§ **Exercise requirements**: Gather all lines in the data that hold the string "june".

§ **Task input**:

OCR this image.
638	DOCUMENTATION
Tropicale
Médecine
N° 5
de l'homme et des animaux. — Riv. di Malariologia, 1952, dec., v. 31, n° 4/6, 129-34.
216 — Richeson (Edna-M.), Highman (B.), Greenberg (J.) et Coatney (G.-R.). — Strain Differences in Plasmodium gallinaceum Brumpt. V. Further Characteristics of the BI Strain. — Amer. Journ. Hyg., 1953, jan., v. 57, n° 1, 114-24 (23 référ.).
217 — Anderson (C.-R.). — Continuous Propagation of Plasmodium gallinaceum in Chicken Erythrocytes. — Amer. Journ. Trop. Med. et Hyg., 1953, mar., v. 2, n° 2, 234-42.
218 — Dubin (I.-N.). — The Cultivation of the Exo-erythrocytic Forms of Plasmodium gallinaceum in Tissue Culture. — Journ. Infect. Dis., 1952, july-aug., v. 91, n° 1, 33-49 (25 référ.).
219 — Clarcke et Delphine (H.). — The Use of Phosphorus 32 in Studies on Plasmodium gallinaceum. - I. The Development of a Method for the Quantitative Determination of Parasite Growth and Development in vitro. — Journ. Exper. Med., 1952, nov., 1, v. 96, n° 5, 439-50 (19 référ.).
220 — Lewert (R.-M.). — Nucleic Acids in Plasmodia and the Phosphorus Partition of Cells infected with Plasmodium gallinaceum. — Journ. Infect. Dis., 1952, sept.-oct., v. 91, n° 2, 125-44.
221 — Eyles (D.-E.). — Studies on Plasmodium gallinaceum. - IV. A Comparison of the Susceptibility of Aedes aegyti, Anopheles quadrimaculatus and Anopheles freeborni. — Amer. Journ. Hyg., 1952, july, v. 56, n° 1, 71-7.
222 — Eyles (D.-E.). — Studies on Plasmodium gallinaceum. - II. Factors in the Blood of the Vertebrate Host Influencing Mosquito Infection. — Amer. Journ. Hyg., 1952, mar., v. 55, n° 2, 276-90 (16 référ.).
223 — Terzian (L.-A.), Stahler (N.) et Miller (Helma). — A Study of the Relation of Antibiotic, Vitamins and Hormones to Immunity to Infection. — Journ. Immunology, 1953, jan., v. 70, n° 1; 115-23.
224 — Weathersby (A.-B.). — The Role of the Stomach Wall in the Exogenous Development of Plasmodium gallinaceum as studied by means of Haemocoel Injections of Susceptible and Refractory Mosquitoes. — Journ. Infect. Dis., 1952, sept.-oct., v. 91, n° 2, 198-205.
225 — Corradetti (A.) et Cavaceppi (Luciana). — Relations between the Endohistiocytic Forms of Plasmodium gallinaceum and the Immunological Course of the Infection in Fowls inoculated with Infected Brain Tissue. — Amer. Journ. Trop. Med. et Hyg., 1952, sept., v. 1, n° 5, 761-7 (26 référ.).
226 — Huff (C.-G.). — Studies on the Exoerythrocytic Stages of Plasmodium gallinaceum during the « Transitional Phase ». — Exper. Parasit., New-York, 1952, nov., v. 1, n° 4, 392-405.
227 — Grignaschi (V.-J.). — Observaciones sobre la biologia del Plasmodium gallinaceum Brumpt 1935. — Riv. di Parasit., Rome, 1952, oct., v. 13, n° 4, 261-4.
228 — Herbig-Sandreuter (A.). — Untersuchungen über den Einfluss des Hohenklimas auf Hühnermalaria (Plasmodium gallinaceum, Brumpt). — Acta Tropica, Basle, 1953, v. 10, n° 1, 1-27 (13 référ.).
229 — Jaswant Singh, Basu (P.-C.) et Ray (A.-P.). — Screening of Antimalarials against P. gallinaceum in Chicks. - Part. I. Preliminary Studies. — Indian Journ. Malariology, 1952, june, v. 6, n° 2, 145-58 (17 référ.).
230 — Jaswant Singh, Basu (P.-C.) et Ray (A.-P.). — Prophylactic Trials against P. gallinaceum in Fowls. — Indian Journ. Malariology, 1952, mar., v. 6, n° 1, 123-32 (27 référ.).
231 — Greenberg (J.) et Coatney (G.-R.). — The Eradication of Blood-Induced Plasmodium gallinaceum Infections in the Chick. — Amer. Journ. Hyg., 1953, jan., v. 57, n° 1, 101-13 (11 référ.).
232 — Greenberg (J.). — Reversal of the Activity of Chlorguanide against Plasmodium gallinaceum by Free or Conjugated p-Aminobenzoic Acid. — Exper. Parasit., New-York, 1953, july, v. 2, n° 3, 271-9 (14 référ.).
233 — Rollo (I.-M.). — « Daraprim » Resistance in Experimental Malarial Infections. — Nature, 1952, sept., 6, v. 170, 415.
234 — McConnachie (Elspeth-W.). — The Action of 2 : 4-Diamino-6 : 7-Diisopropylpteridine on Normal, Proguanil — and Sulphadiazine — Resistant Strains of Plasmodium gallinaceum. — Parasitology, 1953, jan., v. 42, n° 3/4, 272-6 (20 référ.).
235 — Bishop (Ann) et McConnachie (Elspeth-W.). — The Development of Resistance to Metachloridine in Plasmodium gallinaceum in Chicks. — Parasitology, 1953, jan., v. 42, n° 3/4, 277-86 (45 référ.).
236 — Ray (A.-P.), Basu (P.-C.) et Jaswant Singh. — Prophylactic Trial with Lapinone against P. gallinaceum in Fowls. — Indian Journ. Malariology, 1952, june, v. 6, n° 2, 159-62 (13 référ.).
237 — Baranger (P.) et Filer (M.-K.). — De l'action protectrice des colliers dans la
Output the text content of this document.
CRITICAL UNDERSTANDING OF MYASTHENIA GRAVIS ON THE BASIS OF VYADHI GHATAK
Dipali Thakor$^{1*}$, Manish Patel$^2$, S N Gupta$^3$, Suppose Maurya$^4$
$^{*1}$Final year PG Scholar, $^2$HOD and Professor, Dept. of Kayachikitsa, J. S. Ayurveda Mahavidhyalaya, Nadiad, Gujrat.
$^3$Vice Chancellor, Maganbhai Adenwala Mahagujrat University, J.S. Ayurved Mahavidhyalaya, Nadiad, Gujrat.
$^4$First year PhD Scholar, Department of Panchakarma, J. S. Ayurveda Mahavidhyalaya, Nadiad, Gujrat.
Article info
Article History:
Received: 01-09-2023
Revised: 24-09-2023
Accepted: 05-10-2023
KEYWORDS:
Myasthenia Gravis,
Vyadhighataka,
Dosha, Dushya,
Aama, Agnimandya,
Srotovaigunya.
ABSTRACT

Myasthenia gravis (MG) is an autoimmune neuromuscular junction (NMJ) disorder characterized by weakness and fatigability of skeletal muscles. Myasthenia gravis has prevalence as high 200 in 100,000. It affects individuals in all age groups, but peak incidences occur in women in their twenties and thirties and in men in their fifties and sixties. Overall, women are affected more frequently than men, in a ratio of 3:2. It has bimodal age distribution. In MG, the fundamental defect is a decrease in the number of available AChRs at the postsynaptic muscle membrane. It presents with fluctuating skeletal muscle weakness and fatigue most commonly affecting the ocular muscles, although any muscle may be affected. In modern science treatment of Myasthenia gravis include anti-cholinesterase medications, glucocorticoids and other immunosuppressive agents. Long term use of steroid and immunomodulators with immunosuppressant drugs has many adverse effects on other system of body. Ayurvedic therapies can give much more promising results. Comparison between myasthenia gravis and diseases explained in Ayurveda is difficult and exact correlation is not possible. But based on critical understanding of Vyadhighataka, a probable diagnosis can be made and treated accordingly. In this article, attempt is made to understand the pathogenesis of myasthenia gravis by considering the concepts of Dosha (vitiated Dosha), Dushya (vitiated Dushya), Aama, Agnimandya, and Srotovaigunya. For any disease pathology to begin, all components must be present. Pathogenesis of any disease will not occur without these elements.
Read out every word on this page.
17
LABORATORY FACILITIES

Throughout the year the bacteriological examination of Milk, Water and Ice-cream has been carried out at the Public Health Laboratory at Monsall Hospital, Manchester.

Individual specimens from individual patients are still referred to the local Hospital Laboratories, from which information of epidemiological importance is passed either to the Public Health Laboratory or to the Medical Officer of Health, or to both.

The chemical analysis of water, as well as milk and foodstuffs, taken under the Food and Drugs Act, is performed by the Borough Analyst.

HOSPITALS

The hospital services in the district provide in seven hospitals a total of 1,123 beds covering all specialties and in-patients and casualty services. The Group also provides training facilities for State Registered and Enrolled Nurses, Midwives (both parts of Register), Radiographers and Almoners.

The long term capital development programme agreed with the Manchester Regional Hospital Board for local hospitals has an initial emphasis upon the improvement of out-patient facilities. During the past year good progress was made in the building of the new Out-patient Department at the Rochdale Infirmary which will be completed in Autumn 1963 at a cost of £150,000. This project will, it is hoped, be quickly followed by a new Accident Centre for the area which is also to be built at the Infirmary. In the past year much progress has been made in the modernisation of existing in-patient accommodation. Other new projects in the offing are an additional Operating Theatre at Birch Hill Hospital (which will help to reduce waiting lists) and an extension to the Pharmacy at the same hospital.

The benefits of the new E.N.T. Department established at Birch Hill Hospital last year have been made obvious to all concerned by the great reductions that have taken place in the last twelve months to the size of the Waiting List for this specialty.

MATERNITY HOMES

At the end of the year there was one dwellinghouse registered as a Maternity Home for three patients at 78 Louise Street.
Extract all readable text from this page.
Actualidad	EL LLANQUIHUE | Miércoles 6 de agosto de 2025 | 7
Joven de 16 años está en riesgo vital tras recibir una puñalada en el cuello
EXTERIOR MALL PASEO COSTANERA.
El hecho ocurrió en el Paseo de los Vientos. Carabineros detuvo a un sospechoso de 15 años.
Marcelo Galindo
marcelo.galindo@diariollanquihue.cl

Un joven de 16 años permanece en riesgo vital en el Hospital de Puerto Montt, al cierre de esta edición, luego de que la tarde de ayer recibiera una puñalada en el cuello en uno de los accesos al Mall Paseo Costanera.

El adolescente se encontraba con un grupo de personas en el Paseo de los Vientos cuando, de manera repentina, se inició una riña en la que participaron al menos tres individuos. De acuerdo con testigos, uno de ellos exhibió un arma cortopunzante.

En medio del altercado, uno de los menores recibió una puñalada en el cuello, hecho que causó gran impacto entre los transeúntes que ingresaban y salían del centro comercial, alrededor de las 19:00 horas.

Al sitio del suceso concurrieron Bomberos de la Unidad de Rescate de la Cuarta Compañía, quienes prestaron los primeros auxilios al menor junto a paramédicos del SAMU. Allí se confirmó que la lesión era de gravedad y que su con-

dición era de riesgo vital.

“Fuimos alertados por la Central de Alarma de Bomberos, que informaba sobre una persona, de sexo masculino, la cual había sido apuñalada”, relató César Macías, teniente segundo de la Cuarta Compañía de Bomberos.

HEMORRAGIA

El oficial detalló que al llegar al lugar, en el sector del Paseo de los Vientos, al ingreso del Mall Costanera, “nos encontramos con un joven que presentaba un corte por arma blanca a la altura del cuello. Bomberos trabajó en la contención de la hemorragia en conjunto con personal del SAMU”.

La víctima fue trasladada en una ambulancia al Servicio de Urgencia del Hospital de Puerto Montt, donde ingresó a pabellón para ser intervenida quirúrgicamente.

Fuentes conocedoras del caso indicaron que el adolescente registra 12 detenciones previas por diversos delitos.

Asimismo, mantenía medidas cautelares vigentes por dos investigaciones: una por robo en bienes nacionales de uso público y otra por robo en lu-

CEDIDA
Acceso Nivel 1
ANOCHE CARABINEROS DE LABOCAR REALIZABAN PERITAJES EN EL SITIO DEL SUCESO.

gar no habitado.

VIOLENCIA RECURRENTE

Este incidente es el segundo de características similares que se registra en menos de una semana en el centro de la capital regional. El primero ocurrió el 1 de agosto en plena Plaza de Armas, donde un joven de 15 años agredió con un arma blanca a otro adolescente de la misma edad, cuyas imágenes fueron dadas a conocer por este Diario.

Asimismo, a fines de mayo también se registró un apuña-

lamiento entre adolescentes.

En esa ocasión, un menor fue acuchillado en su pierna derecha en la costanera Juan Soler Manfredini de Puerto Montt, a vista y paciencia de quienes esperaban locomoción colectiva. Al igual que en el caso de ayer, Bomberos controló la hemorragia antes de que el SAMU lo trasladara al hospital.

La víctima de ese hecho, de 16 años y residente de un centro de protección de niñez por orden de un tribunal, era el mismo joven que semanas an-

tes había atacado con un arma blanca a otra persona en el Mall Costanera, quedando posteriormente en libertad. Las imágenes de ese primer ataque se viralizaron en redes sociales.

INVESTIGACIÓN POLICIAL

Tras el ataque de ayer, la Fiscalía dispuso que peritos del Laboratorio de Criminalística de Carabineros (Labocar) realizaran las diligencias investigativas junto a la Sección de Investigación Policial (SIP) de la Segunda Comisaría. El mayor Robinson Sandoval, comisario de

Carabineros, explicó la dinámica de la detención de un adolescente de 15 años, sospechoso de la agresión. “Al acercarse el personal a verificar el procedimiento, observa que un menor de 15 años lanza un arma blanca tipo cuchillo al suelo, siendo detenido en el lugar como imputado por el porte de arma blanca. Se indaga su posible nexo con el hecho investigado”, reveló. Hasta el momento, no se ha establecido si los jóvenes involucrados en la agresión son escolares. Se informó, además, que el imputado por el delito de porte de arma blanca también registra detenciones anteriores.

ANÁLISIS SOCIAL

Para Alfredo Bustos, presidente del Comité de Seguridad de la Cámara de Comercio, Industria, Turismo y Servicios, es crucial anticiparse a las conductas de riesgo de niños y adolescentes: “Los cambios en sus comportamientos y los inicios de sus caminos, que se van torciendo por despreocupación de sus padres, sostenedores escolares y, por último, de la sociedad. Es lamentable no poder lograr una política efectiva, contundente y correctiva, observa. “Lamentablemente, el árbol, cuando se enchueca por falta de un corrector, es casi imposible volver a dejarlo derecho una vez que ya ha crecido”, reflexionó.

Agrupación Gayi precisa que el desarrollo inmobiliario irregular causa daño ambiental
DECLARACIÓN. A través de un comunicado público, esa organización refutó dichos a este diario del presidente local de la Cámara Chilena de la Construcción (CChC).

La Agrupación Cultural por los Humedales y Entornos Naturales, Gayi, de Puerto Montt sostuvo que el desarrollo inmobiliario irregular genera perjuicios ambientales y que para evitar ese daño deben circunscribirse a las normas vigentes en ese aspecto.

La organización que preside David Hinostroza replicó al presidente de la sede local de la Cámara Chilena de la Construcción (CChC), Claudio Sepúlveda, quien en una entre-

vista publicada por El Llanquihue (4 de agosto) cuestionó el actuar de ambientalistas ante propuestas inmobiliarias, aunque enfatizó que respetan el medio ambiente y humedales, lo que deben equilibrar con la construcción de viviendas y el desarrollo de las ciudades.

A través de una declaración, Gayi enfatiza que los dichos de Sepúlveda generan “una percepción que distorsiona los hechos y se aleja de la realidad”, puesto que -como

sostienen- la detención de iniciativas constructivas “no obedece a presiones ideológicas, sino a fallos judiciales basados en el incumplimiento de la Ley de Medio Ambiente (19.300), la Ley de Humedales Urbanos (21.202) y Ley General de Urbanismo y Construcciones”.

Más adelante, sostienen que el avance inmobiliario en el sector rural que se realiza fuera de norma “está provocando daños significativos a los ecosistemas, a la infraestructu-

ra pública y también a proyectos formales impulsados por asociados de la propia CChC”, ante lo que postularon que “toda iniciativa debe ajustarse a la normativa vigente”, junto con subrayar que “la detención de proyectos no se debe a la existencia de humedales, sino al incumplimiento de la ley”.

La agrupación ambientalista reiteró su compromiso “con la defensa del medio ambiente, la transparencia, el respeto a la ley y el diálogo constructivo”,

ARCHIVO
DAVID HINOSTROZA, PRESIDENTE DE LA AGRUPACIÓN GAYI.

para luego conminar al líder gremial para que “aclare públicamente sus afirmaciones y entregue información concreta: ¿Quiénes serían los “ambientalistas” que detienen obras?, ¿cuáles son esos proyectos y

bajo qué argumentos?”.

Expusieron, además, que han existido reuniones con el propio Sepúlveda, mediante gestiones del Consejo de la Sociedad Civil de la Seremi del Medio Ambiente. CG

§ **The completed task**:
229 — Jaswant Singh, Basu (P.-C.) et Ray (A.-P.). — Screening of Antimalarials against P. gallinaceum in Chicks. - Part. I. Preliminary Studies. — Indian Journ. Malariology, 1952, june, v. 6, n° 2, 145-58 (17 référ.).
236 — Ray (A.-P.), Basu (P.-C.) et Jaswant Singh. — Prophylactic Trial with Lapinone against P. gallinaceum in Fowls. — Indian Journ. Malariology, 1952, june, v. 6, n° 2, 159-62 (13 référ.).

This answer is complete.